▸ Task prompt
Copy out every line in which the string "هزینه" occurs.

▸ Entries provided
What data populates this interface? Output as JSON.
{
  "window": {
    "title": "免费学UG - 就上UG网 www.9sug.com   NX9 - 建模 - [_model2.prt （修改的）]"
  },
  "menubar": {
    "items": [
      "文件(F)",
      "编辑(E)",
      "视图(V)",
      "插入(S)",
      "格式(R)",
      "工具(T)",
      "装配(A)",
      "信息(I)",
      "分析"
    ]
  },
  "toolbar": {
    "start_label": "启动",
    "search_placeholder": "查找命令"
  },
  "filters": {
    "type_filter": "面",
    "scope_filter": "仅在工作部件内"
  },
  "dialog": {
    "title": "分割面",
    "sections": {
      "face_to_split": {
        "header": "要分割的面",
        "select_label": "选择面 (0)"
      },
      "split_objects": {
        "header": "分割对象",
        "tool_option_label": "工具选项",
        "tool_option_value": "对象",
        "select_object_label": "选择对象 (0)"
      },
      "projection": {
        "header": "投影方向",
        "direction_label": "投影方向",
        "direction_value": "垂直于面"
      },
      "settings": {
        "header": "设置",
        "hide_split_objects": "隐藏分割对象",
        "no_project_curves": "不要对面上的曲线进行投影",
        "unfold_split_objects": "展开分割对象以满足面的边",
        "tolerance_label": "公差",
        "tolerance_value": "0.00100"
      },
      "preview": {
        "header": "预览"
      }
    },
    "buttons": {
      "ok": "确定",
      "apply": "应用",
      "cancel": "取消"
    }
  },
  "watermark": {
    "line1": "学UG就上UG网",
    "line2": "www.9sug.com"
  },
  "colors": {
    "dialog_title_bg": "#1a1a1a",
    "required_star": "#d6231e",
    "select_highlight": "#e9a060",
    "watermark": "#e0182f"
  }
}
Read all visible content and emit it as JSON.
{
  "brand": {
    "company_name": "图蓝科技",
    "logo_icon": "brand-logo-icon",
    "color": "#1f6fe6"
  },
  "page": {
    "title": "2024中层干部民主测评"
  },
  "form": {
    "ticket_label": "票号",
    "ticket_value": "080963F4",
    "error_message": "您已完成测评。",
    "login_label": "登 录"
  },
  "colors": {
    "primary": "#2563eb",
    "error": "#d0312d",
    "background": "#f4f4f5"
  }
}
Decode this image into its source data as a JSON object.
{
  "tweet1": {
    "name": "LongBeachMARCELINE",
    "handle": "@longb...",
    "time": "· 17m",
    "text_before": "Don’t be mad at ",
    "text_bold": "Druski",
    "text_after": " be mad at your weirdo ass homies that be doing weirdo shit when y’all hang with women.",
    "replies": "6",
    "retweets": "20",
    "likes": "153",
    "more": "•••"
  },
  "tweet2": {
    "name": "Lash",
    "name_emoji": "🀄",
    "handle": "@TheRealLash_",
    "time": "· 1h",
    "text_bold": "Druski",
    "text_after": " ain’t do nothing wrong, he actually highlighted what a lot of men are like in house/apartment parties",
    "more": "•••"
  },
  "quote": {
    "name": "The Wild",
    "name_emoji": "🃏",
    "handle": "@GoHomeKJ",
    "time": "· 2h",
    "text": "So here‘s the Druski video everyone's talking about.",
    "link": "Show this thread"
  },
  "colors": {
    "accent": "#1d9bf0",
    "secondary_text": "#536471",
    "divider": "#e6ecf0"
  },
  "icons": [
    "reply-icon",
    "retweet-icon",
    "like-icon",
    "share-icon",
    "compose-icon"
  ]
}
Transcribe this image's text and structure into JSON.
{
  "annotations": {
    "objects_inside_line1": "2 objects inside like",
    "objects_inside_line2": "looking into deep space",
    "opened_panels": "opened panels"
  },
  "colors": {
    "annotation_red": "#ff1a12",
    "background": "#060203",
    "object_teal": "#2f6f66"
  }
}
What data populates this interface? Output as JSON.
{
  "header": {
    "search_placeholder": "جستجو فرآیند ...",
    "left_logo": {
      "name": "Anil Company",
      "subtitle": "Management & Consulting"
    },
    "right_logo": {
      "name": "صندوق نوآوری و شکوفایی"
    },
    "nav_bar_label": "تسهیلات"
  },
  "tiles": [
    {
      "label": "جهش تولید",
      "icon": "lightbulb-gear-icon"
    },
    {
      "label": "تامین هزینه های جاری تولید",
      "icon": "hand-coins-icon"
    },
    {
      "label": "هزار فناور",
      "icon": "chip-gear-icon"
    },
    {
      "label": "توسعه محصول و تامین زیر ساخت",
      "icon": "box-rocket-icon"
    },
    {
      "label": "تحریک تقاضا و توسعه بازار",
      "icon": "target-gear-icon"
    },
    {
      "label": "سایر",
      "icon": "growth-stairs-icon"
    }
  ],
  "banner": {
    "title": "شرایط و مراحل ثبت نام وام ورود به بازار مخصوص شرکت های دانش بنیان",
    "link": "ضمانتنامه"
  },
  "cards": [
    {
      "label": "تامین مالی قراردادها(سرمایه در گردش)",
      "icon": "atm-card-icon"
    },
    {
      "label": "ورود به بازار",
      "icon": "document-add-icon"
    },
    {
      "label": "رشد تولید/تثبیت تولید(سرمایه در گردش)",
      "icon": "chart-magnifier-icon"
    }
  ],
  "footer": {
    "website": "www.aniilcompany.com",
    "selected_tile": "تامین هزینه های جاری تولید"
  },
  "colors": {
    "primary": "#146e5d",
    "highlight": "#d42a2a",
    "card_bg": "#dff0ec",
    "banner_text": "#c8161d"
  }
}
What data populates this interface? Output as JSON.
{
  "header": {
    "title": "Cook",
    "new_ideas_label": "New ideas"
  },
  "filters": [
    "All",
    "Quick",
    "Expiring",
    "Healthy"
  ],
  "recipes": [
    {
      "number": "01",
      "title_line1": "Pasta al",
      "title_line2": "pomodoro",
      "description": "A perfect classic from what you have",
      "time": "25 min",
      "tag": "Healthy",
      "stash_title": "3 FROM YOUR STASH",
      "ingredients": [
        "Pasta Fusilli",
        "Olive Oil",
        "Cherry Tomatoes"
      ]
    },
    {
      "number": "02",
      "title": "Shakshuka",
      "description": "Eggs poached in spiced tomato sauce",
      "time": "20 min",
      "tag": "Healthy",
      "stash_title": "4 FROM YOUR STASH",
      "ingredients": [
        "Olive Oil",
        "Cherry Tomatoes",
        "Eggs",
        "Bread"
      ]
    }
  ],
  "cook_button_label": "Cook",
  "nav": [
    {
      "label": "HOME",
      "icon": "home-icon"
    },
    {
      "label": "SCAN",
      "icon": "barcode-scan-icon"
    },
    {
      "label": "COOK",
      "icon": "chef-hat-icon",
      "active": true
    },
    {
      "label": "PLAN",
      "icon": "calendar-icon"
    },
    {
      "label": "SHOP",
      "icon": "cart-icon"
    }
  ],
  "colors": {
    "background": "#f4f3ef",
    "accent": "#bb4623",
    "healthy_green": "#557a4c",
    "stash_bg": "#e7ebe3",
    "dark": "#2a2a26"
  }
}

▸ Answer to this exercise
      "label": "تامین هزینه های جاری تولید",
    "selected_tile": "تامین هزینه های جاری تولید"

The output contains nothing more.